#### Records for this exercise
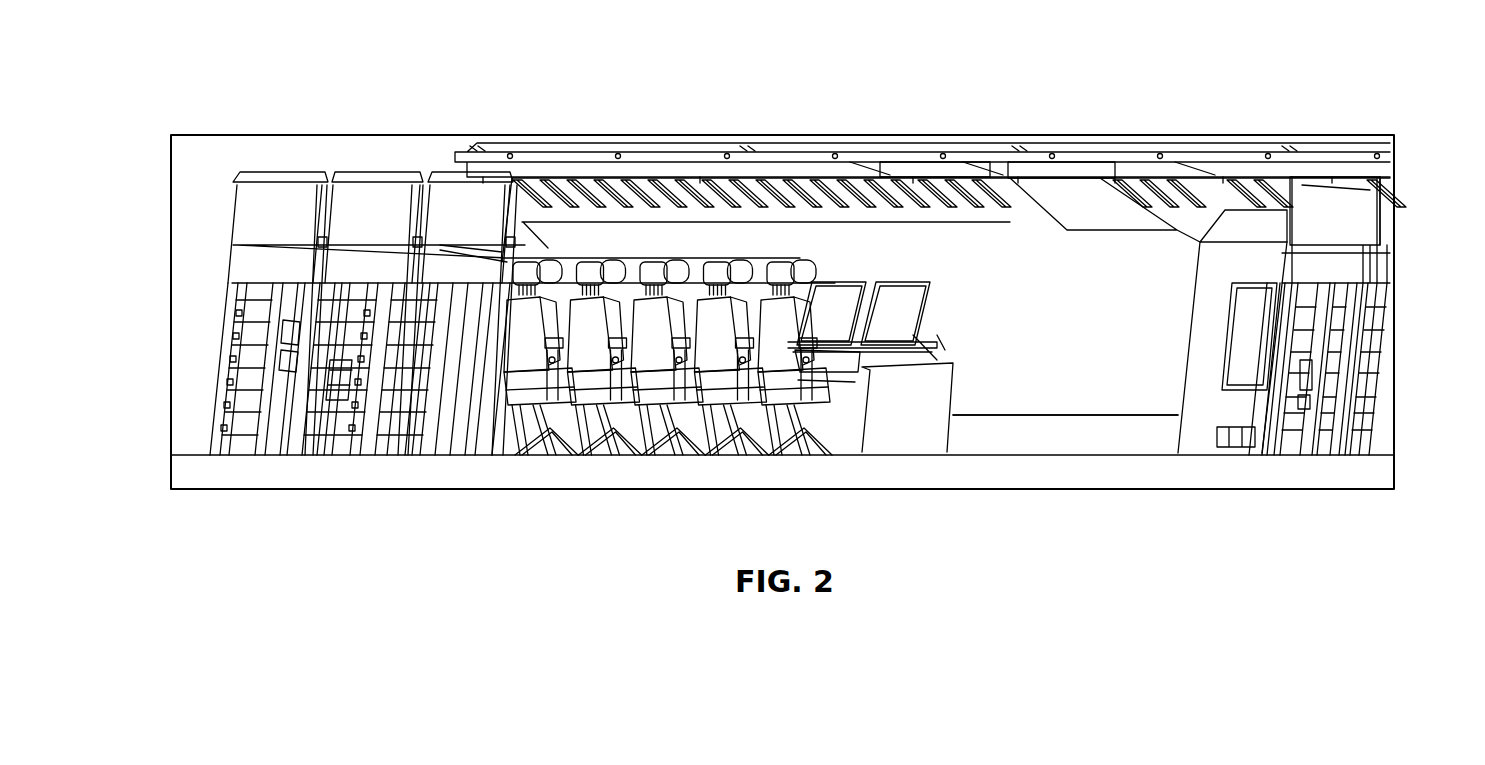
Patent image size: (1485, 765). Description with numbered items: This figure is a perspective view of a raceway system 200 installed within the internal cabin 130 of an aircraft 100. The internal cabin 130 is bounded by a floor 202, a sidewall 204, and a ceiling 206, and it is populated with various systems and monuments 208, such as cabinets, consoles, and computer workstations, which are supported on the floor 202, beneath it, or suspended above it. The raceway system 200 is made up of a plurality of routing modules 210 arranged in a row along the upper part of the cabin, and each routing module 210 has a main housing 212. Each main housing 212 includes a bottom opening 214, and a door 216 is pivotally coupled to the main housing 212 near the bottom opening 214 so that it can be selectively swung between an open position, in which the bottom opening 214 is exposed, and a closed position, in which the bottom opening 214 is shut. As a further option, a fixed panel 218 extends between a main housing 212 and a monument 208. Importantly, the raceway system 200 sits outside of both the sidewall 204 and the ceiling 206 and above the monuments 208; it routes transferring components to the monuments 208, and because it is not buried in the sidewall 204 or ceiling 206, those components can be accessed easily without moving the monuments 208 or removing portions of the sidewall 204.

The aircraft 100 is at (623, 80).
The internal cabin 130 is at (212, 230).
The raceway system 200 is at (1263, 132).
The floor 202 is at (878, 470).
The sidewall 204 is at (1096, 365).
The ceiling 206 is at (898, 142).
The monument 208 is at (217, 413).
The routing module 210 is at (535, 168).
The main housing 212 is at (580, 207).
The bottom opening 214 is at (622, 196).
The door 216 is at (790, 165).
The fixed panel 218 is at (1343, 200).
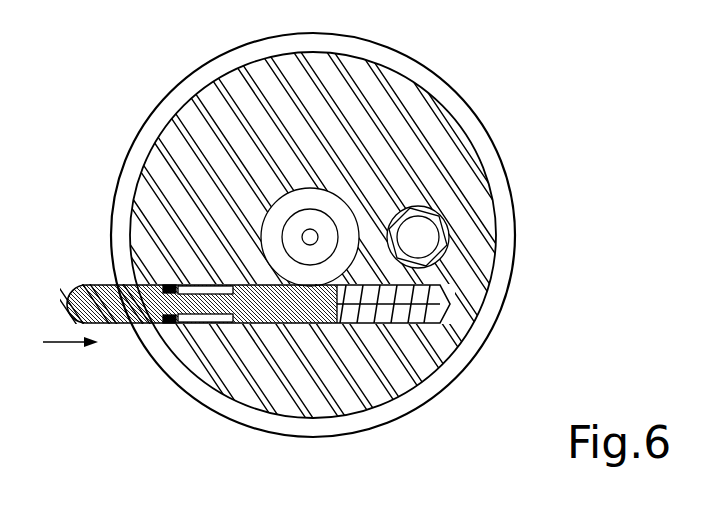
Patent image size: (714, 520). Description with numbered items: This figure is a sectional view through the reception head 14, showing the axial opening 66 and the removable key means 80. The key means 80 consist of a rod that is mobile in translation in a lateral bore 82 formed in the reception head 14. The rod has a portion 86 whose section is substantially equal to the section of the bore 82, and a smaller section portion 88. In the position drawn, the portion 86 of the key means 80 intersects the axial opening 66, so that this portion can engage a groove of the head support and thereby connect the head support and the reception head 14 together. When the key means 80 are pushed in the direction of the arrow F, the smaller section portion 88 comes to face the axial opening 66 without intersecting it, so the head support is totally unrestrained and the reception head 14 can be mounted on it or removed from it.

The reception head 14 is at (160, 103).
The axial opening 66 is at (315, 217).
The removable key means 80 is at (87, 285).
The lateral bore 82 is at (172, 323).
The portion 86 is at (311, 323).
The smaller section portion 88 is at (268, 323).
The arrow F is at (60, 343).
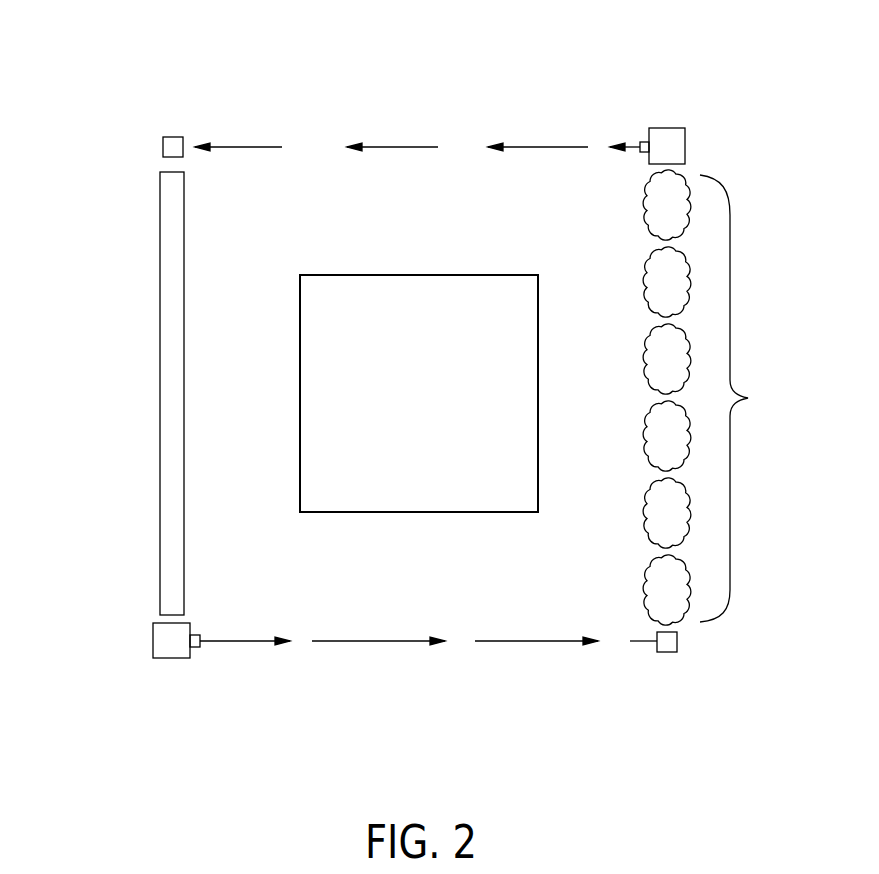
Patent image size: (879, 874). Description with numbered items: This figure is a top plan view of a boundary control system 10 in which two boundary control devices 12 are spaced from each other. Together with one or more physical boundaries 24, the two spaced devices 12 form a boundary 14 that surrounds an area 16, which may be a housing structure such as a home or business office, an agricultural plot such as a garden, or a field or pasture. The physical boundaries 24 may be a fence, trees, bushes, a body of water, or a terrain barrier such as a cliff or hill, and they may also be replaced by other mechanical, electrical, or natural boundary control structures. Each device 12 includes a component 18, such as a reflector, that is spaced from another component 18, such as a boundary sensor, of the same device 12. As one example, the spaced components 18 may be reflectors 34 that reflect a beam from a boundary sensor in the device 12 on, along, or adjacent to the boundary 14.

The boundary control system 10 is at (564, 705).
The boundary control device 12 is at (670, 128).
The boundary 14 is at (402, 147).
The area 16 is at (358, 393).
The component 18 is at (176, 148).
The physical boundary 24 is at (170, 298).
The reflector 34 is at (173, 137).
--
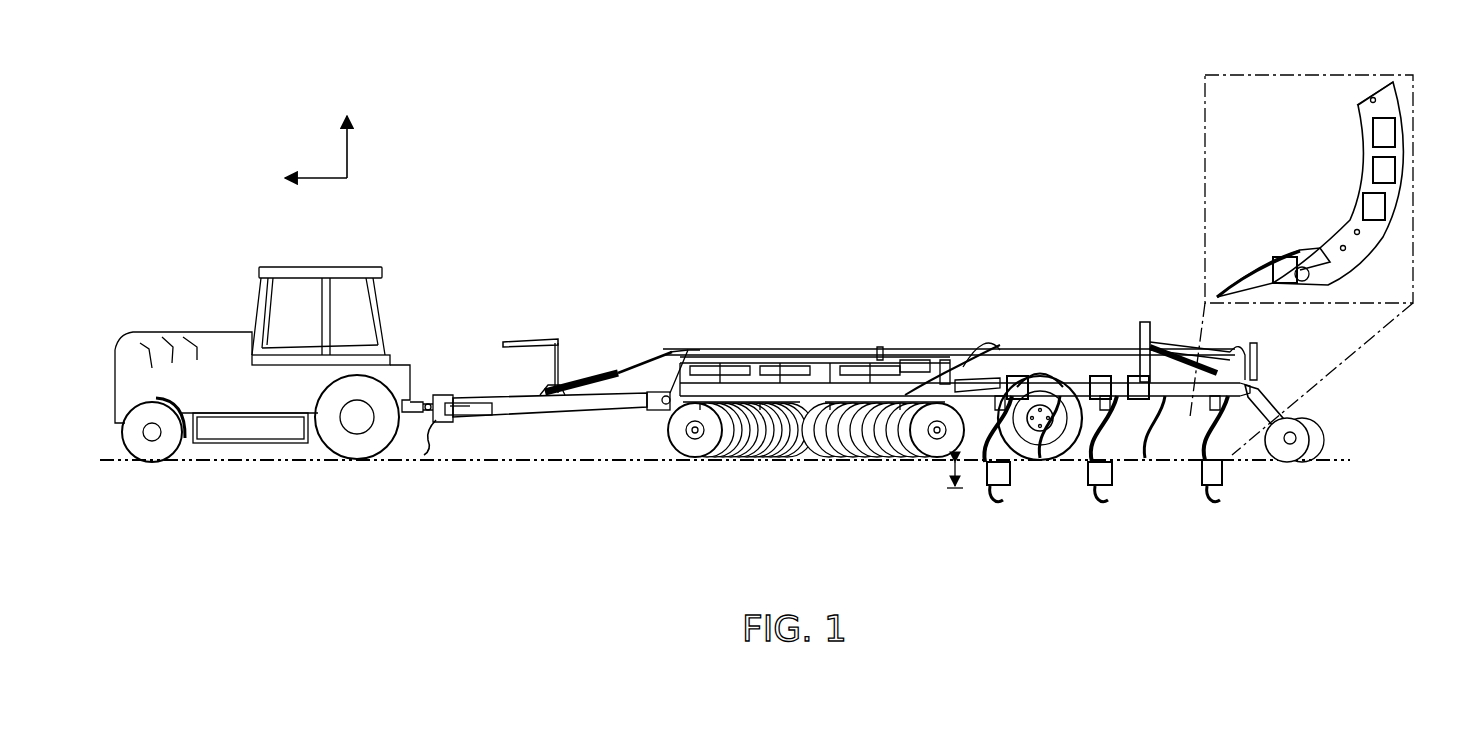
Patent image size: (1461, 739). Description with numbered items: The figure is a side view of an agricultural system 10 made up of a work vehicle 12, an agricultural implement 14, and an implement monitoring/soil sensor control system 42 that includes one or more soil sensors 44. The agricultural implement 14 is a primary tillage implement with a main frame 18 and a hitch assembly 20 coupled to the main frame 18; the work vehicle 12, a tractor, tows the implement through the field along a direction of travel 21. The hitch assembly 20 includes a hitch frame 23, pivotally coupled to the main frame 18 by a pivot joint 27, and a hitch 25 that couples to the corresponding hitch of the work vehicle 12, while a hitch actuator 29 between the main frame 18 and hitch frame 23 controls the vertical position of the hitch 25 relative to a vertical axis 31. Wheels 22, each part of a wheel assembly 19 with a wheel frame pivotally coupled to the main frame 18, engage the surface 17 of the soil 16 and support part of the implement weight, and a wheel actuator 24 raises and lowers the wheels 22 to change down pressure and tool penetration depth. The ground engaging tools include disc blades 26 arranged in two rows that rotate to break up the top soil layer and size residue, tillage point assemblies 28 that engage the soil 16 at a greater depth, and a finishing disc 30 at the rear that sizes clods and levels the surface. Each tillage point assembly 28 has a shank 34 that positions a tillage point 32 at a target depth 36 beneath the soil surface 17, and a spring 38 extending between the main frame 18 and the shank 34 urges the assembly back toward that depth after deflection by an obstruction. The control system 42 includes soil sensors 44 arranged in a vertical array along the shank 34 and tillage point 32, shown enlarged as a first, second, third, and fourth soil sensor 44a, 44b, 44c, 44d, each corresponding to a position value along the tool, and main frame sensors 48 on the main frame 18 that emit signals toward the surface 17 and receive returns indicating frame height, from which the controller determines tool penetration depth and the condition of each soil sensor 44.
==
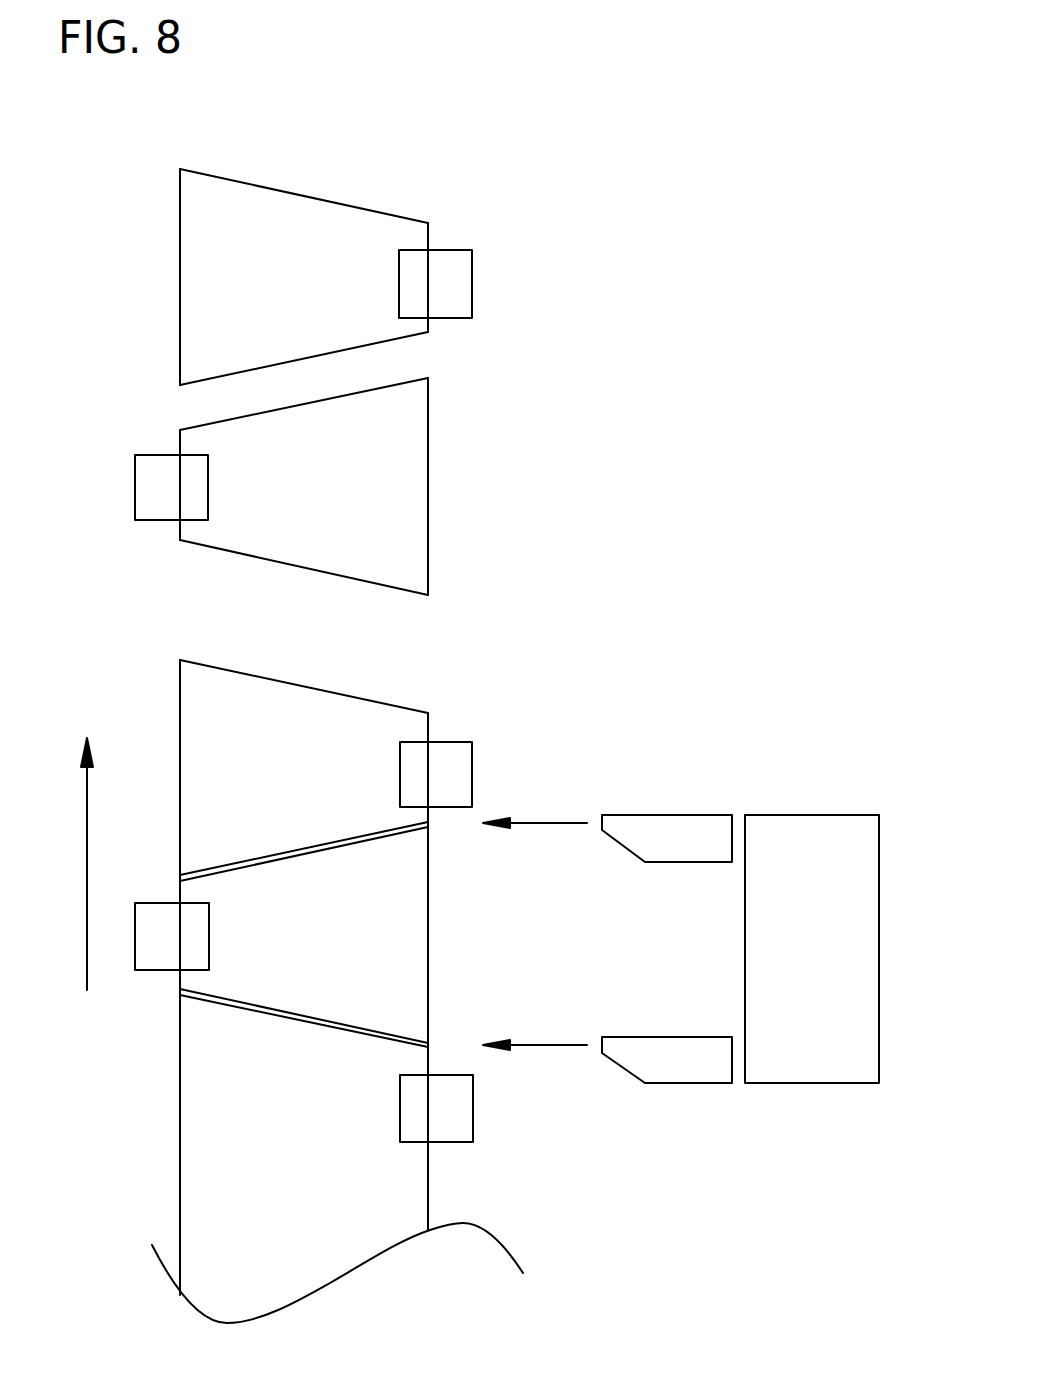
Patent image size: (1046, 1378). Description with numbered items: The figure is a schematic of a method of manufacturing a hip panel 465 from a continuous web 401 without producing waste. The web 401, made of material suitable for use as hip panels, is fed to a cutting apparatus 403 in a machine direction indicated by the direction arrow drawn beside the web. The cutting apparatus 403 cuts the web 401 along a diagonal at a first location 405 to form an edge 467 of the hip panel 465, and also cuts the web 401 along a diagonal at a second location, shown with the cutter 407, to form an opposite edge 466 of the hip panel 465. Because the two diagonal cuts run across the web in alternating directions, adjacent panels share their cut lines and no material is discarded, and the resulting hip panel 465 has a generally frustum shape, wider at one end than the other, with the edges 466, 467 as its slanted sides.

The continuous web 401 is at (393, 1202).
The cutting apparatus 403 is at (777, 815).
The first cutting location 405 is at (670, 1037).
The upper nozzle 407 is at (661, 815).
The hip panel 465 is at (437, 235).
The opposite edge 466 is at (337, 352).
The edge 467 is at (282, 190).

#### Stated exercise
Duplicate the rows in the part that opens with the line containing "Patent image size: (714, 520)." and closes with the line containing "The arrow F is at (60, 343).", both of those lines included.

#### Result for this exercise
Patent image size: (714, 520). Description with numbered items: This figure is a sectional view through the reception head 14, showing the axial opening 66 and the removable key means 80. The key means 80 consist of a rod that is mobile in translation in a lateral bore 82 formed in the reception head 14. The rod has a portion 86 whose section is substantially equal to the section of the bore 82, and a smaller section portion 88. In the position drawn, the portion 86 of the key means 80 intersects the axial opening 66, so that this portion can engage a groove of the head support and thereby connect the head support and the reception head 14 together. When the key means 80 are pushed in the direction of the arrow F, the smaller section portion 88 comes to face the axial opening 66 without intersecting it, so the head support is totally unrestrained and the reception head 14 can be mounted on it or removed from it.

The reception head 14 is at (160, 103).
The axial opening 66 is at (315, 217).
The removable key means 80 is at (87, 285).
The lateral bore 82 is at (172, 323).
The portion 86 is at (311, 323).
The smaller section portion 88 is at (268, 323).
The arrow F is at (60, 343).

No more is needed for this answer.